• Prompt: Your answer should be a single number: the count of lines that include the word "image".

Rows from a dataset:
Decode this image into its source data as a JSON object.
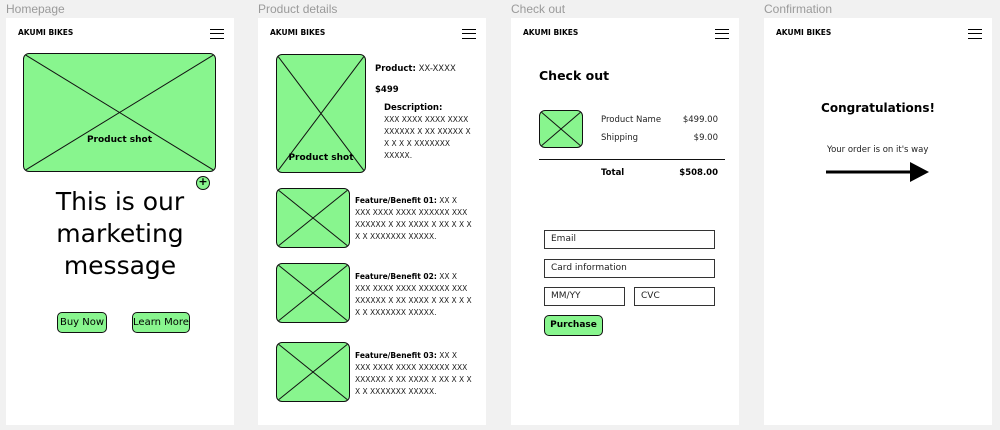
{
  "frames": [
    "Homepage",
    "Product details",
    "Check out",
    "Confirmation"
  ],
  "brand": "AKUMI BIKES",
  "colors": {
    "accent": "#88f58e",
    "background": "#f1f1f1"
  },
  "home": {
    "hero_caption": "Product shot",
    "message": "This is our marketing message",
    "buy": "Buy Now",
    "learn": "Learn More",
    "plus": "+"
  },
  "product": {
    "shot": "Product shot",
    "product_label": "Product:",
    "product_value": "XX-XXXX",
    "price": "$499",
    "desc_label": "Description:",
    "desc": "XXX XXXX XXXX XXXX XXXXXX X XX XXXXX X X X X X XXXXXXX XXXXX.",
    "features": [
      {
        "label": "Feature/Benefit 01:",
        "text": "XX X XXX XXXX XXXX XXXXXX XXX XXXXXX X XX XXXX X   XX X X X X X XXXXXXX XXXXX."
      },
      {
        "label": "Feature/Benefit 02:",
        "text": "XX X XXX XXXX XXXX XXXXXX XXX XXXXXX X XX XXXX X   XX X X X X X XXXXXXX XXXXX."
      },
      {
        "label": "Feature/Benefit 03:",
        "text": "XX X XXX XXXX XXXX XXXXXX XXX XXXXXX X XX XXXX X   XX X X X X X XXXXXXX XXXXX."
      }
    ]
  },
  "checkout": {
    "title": "Check out",
    "item": "Product Name",
    "item_price": "$499.00",
    "shipping": "Shipping",
    "shipping_price": "$9.00",
    "total": "Total",
    "total_price": "$508.00",
    "email": "Email",
    "card": "Card information",
    "date": "MM/YY",
    "cvc": "CVC",
    "purchase": "Purchase"
  },
  "confirm": {
    "title": "Congratulations!",
    "message": "Your order is on it's way"
  }
}
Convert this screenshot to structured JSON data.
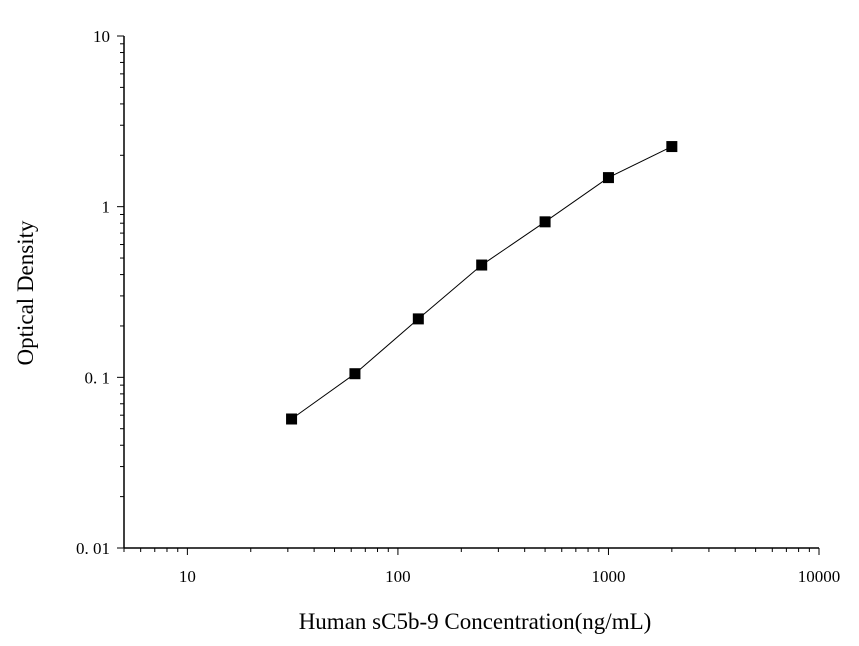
{
  "chart_data": {
    "type": "scatter",
    "title": "",
    "xlabel": "Human sC5b-9 Concentration(ng/mL)",
    "ylabel": "Optical Density",
    "x_scale": "log",
    "y_scale": "log",
    "xlim": [
      5,
      10000
    ],
    "ylim": [
      0.01,
      10
    ],
    "x_ticks": [
      {
        "value": 10,
        "label": "10"
      },
      {
        "value": 100,
        "label": "100"
      },
      {
        "value": 1000,
        "label": "1000"
      },
      {
        "value": 10000,
        "label": "10000"
      }
    ],
    "y_ticks": [
      {
        "value": 0.01,
        "label": "0. 01"
      },
      {
        "value": 0.1,
        "label": "0. 1"
      },
      {
        "value": 1,
        "label": "1"
      },
      {
        "value": 10,
        "label": "10"
      }
    ],
    "grid": false,
    "legend": "none",
    "marker": "square",
    "line_connected": true,
    "color": "#000000",
    "series": [
      {
        "x": [
          31.25,
          62.5,
          125,
          250,
          500,
          1000,
          2000
        ],
        "y": [
          0.057,
          0.105,
          0.22,
          0.455,
          0.815,
          1.48,
          2.25
        ]
      }
    ]
  }
}
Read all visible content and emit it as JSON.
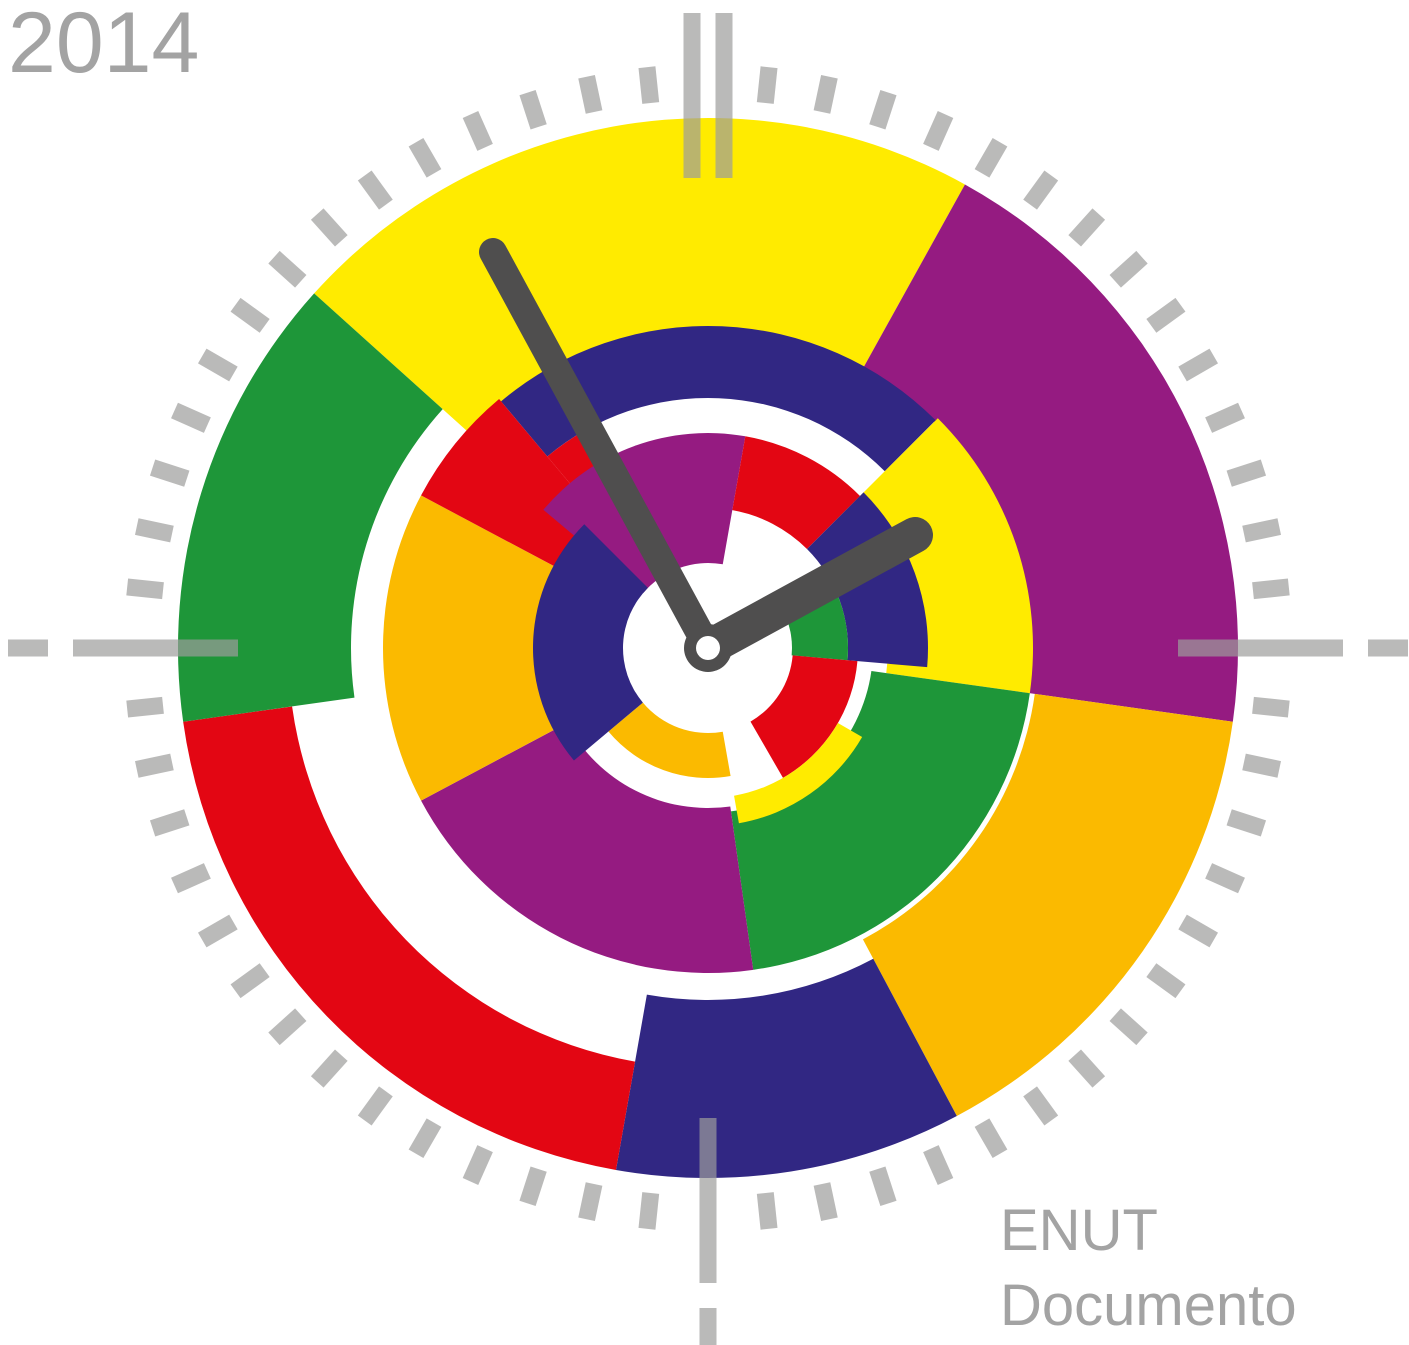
{
  "header": {
    "year": "2014"
  },
  "footer": {
    "line1": "ENUT",
    "line2": "Documento"
  }
}
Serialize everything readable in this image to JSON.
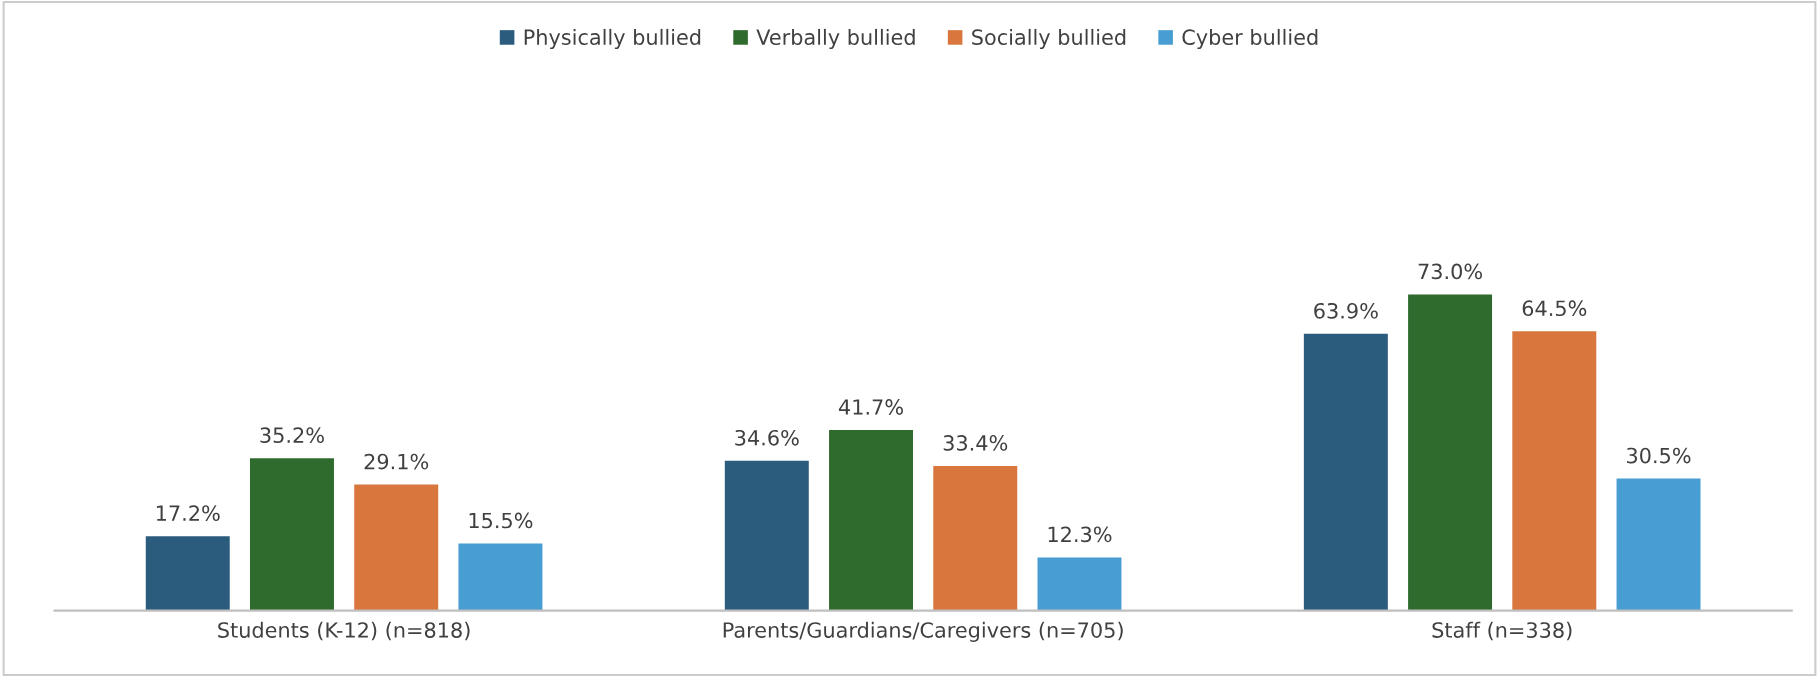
{
  "chart_data": {
    "type": "bar",
    "categories": [
      "Students (K-12) (n=818)",
      "Parents/Guardians/Caregivers (n=705)",
      "Staff (n=338)"
    ],
    "series": [
      {
        "name": "Physically bullied",
        "color": "#2b5b7d",
        "values": [
          17.2,
          34.6,
          63.9
        ],
        "value_labels": [
          "17.2%",
          "34.6%",
          "63.9%"
        ]
      },
      {
        "name": "Verbally bullied",
        "color": "#2f6b2d",
        "values": [
          35.2,
          41.7,
          73.0
        ],
        "value_labels": [
          "35.2%",
          "41.7%",
          "73.0%"
        ]
      },
      {
        "name": "Socially bullied",
        "color": "#d8763e",
        "values": [
          29.1,
          33.4,
          64.5
        ],
        "value_labels": [
          "29.1%",
          "33.4%",
          "64.5%"
        ]
      },
      {
        "name": "Cyber bullied",
        "color": "#489dd3",
        "values": [
          15.5,
          12.3,
          30.5
        ],
        "value_labels": [
          "15.5%",
          "12.3%",
          "30.5%"
        ]
      }
    ],
    "legend": "top"
  }
}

• Reply to the task: 2